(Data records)
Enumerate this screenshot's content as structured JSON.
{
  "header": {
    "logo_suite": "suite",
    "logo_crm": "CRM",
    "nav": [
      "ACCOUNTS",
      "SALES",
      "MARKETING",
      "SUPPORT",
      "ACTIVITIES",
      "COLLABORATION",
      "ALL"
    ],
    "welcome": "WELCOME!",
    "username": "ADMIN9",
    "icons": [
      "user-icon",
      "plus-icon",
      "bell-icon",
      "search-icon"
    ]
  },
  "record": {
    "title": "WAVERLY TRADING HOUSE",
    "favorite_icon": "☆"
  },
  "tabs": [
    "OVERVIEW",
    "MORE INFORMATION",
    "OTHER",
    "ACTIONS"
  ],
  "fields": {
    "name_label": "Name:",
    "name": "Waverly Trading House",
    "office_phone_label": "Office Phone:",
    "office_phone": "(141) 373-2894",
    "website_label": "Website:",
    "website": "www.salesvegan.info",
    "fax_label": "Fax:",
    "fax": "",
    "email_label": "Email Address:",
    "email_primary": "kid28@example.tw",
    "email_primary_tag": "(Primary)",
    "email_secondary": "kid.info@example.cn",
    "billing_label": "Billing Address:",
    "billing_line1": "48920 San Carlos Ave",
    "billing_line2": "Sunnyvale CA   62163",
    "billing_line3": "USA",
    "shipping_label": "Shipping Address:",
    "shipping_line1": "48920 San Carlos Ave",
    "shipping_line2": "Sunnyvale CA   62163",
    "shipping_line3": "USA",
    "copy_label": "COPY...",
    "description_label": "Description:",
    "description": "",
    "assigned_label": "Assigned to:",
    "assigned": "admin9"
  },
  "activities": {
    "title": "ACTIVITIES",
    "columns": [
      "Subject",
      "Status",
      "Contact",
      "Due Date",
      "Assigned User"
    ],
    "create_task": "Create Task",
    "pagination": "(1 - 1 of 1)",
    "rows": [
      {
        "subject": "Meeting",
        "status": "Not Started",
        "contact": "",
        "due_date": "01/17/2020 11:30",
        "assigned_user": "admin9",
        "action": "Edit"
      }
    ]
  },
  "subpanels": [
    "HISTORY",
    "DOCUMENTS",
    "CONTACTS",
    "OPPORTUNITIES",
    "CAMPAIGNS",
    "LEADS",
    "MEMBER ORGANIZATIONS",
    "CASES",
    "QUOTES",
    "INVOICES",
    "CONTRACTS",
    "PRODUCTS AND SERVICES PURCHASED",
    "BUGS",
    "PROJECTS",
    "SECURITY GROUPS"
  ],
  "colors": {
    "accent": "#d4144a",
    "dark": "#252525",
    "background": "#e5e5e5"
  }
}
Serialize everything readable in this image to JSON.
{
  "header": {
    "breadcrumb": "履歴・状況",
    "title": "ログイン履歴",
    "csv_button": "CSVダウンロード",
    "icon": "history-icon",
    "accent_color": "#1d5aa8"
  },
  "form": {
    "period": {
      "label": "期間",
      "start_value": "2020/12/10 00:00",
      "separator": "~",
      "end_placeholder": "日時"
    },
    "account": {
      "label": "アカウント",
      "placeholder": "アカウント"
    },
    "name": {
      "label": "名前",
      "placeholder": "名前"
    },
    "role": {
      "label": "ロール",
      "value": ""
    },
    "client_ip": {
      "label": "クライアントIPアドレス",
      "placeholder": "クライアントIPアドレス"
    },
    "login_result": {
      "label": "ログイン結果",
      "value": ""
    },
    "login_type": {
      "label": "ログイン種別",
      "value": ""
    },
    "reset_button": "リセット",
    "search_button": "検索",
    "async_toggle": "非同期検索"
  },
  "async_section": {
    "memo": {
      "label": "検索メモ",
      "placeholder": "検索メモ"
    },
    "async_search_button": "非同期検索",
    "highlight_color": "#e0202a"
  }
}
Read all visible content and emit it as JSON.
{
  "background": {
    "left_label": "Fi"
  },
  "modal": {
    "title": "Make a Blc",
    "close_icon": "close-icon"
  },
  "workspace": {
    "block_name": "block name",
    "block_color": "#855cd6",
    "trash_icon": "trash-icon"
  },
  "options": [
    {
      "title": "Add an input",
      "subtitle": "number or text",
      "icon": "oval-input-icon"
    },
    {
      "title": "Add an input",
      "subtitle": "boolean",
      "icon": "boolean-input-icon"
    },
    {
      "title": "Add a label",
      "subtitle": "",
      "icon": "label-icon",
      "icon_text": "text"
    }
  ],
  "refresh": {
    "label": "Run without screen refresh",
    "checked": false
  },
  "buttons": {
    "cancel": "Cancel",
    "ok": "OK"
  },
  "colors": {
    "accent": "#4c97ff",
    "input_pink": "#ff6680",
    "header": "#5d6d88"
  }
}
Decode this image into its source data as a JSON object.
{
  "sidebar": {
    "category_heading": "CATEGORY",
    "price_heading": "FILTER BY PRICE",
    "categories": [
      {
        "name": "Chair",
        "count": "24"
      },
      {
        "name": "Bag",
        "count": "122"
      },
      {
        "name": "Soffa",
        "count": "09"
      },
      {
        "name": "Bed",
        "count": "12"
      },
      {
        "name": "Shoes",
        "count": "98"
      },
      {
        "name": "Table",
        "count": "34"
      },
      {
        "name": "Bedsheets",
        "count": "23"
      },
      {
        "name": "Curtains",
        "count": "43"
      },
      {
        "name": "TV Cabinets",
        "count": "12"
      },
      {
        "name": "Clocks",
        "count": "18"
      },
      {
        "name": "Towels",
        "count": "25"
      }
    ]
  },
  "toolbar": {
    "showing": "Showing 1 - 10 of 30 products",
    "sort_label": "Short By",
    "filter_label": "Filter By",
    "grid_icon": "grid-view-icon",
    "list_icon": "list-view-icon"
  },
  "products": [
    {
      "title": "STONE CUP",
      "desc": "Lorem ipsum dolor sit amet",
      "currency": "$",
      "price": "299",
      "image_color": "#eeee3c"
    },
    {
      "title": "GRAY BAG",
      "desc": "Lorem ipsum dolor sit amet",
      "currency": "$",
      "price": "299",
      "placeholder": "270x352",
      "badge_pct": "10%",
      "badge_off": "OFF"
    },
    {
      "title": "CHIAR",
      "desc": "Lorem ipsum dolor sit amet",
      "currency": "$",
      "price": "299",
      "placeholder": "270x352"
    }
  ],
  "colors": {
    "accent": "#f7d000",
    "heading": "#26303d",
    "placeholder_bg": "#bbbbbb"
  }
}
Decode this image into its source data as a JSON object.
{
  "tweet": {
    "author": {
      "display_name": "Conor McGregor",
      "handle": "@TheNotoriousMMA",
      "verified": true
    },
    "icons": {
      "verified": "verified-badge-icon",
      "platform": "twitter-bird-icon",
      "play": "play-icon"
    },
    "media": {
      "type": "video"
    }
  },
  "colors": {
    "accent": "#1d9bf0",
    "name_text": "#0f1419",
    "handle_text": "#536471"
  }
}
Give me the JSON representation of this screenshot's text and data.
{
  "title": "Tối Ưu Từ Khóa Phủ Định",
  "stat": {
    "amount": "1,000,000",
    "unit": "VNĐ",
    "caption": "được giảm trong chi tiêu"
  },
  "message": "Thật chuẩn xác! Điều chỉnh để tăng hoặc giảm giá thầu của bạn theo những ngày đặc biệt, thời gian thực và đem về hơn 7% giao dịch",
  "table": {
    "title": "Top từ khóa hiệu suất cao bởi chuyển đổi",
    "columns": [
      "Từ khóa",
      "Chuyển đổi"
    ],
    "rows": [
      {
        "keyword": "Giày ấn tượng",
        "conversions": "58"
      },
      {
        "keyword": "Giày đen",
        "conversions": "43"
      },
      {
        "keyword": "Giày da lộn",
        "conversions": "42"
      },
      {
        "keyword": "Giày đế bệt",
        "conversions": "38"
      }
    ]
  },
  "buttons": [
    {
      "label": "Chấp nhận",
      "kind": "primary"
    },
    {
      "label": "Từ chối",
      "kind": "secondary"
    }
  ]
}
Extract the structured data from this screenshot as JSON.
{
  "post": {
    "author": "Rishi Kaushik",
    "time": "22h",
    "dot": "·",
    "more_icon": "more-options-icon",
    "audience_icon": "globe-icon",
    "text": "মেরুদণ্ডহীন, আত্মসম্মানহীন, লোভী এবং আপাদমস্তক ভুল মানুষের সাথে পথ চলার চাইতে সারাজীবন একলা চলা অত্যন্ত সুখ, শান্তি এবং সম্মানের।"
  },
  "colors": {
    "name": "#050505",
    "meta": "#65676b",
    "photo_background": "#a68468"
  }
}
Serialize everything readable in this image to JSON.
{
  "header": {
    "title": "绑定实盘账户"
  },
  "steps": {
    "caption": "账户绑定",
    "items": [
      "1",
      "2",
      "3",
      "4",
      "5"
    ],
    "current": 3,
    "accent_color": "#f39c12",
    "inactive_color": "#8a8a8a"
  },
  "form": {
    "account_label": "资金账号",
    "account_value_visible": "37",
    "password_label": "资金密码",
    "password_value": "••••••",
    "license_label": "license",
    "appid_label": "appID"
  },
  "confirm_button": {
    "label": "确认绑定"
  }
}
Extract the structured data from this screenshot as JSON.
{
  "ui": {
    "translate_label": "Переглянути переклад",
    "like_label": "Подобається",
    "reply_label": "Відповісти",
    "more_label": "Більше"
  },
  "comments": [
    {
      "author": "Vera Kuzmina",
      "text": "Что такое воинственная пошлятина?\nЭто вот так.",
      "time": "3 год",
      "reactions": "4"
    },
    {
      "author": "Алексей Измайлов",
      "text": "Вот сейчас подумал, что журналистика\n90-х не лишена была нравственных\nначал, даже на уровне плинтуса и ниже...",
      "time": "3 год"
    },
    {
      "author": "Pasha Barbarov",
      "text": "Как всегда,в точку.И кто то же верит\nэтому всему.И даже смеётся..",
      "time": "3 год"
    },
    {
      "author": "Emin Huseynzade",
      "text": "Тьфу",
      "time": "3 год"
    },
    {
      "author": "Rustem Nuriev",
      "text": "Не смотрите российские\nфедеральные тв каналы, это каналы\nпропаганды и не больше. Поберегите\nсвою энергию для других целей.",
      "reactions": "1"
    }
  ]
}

[AIM] Read through the entries and copy every line that includes "Sunnyvale".

[RESPONSE]
    "billing_line2": "Sunnyvale CA   62163",
    "shipping_line2": "Sunnyvale CA   62163",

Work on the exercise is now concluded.